■ ЧТО СДЕЛАТЬ: Замените «value-label» на «data-label» в строках листинга, начиная со строки с «give me the» и заканчивая строкой с «change-label: -12.0pc bbox=[388, 430, 468, 452]». Все остальное оставьте без изменений, изображения в ответ не включайте.

■ ИСХОДНЫЕ ДАННЫЕ:
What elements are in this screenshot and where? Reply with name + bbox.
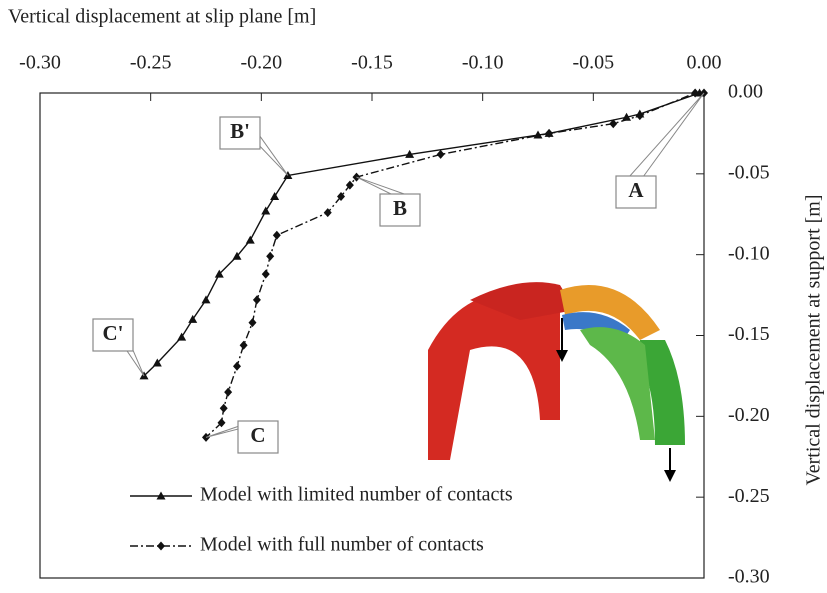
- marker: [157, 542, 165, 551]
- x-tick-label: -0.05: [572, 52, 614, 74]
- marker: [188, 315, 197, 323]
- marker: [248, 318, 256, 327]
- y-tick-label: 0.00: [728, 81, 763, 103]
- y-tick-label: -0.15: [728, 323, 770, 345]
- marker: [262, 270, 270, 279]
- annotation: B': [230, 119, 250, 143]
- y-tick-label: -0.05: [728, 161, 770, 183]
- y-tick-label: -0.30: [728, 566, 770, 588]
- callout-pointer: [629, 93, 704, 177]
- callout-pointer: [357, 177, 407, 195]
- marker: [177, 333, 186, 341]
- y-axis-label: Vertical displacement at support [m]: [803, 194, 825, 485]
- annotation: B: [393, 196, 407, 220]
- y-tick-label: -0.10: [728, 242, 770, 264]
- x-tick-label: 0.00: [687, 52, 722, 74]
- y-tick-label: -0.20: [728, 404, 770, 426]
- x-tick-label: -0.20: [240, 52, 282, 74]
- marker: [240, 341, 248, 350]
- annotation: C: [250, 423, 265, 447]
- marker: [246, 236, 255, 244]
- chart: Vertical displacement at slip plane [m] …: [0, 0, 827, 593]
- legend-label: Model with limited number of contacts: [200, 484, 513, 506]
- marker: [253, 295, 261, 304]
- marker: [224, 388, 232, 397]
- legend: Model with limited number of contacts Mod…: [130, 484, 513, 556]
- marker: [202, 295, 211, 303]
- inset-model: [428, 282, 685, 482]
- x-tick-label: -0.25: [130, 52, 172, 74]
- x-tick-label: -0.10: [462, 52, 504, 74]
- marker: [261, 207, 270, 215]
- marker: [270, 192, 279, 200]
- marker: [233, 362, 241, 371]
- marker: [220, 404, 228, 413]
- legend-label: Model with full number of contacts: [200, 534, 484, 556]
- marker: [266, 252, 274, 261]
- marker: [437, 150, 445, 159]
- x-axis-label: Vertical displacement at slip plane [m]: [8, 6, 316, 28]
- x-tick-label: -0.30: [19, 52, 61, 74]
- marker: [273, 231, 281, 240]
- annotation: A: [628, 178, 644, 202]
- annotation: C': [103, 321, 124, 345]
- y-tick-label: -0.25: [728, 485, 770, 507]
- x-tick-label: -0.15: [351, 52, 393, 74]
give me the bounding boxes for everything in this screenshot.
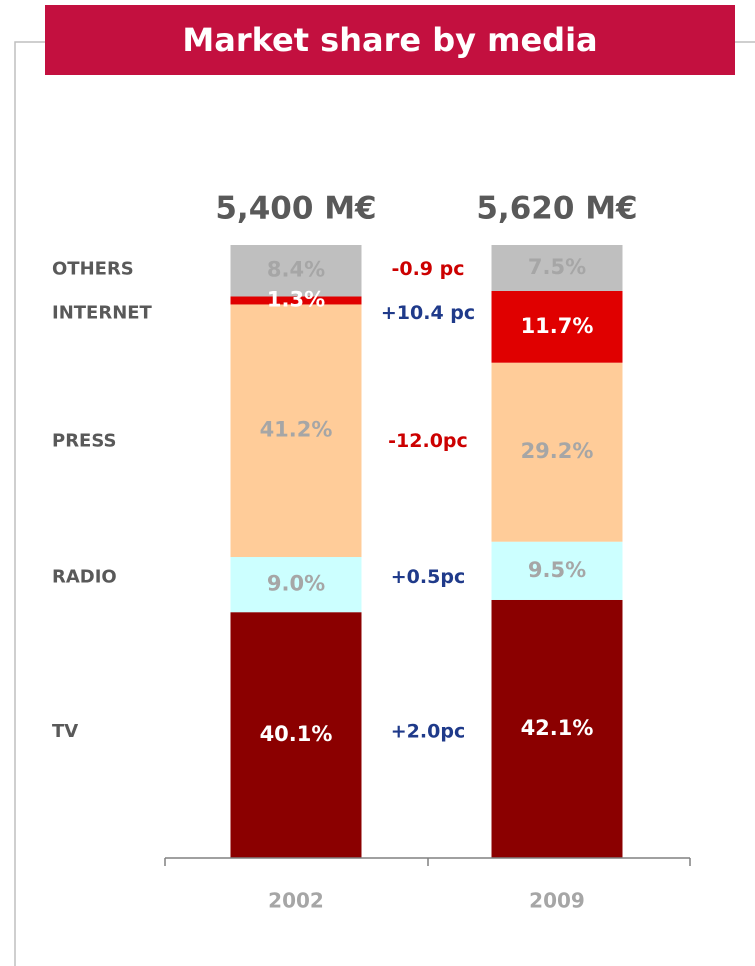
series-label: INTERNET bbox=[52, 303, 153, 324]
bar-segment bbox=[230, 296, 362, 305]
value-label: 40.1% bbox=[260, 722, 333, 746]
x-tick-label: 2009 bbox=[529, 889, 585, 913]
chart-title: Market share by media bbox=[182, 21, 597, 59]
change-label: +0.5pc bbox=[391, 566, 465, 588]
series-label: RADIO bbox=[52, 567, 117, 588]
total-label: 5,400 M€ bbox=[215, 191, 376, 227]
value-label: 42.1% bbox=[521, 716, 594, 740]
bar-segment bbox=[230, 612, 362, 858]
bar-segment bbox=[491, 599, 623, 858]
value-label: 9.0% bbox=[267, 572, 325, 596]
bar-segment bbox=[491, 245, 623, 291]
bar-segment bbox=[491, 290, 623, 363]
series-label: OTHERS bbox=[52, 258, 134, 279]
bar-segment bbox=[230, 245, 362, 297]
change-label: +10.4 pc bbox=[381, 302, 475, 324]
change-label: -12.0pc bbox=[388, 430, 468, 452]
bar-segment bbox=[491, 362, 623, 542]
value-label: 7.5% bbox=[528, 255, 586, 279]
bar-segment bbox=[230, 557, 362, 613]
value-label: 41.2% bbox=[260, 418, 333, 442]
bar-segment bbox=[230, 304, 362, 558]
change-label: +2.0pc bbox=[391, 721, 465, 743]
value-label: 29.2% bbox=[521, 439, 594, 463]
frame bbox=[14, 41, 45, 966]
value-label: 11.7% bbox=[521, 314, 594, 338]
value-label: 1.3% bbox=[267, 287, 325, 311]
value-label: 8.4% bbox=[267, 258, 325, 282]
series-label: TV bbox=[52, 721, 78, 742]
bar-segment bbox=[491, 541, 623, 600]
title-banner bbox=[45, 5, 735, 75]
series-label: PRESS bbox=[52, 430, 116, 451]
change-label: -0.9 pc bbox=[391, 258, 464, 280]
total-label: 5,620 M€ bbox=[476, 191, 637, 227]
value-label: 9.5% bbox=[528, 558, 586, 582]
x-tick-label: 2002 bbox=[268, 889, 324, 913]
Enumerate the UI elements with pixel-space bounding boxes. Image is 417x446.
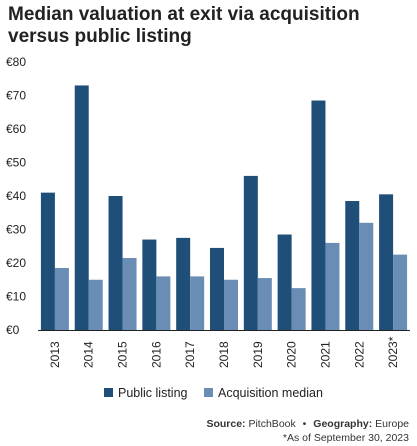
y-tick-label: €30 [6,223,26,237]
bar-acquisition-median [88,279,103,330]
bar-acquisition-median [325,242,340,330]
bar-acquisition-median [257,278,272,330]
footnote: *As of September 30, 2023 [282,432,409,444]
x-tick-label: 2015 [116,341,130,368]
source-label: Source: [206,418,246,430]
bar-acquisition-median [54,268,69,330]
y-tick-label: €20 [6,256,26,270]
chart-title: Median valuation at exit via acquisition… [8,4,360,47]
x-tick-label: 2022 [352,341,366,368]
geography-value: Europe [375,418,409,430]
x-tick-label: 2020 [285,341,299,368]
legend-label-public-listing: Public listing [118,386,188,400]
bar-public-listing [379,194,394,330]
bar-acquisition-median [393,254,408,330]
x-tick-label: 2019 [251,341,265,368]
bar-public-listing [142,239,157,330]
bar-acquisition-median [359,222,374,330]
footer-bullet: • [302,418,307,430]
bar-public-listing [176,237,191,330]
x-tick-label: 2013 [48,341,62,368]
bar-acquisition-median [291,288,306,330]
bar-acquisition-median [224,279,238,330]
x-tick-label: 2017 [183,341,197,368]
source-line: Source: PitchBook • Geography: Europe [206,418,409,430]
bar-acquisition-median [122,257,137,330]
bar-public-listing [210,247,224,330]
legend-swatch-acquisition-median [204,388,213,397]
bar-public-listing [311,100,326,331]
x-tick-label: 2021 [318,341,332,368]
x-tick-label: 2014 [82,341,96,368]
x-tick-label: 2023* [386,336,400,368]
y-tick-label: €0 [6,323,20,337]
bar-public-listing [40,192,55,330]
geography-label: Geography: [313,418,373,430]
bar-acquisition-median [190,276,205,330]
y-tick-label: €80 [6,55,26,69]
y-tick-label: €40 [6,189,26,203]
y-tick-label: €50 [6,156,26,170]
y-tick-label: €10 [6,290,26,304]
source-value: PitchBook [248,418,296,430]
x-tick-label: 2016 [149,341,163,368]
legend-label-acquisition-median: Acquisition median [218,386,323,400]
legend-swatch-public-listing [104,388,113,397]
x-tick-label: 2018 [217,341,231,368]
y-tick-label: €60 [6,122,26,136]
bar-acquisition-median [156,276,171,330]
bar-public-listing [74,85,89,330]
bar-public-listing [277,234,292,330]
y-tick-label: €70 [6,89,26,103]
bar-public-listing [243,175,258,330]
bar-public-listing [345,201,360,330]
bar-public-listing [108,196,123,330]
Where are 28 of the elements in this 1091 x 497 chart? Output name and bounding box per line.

==

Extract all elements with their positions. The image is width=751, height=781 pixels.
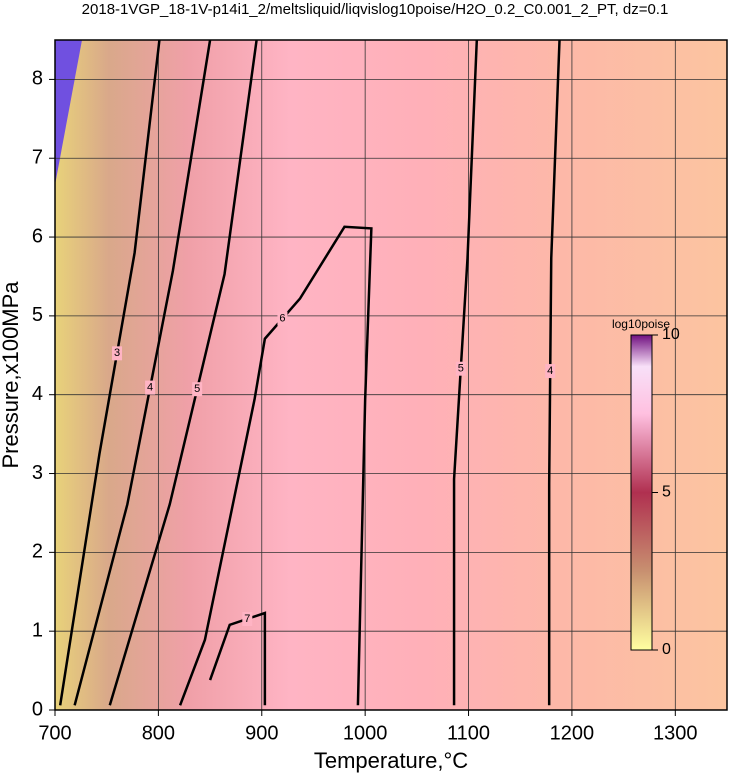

■ ОТВЕТ:
give me the bounding boxes for everything in this screenshot.
series-label: INTERNET bbox=[52, 303, 153, 324]
bar-segment bbox=[230, 296, 362, 305]
data-label: 40.1% bbox=[260, 722, 333, 746]
x-tick-label: 2009 bbox=[529, 889, 585, 913]
chart-title: Market share by media bbox=[182, 21, 597, 59]
change-label: +0.5pc bbox=[391, 566, 465, 588]
series-label: RADIO bbox=[52, 567, 117, 588]
total-label: 5,400 M€ bbox=[215, 191, 376, 227]
data-label: 42.1% bbox=[521, 716, 594, 740]
bar-segment bbox=[230, 612, 362, 858]
bar-segment bbox=[491, 599, 623, 858]
data-label: 9.0% bbox=[267, 572, 325, 596]
bar-segment bbox=[491, 245, 623, 291]
bar-segment bbox=[491, 290, 623, 363]
series-label: OTHERS bbox=[52, 258, 134, 279]
bar-segment bbox=[230, 245, 362, 297]
change-label: +10.4 pc bbox=[381, 302, 475, 324]
change-label: -12.0pc bbox=[388, 430, 468, 452]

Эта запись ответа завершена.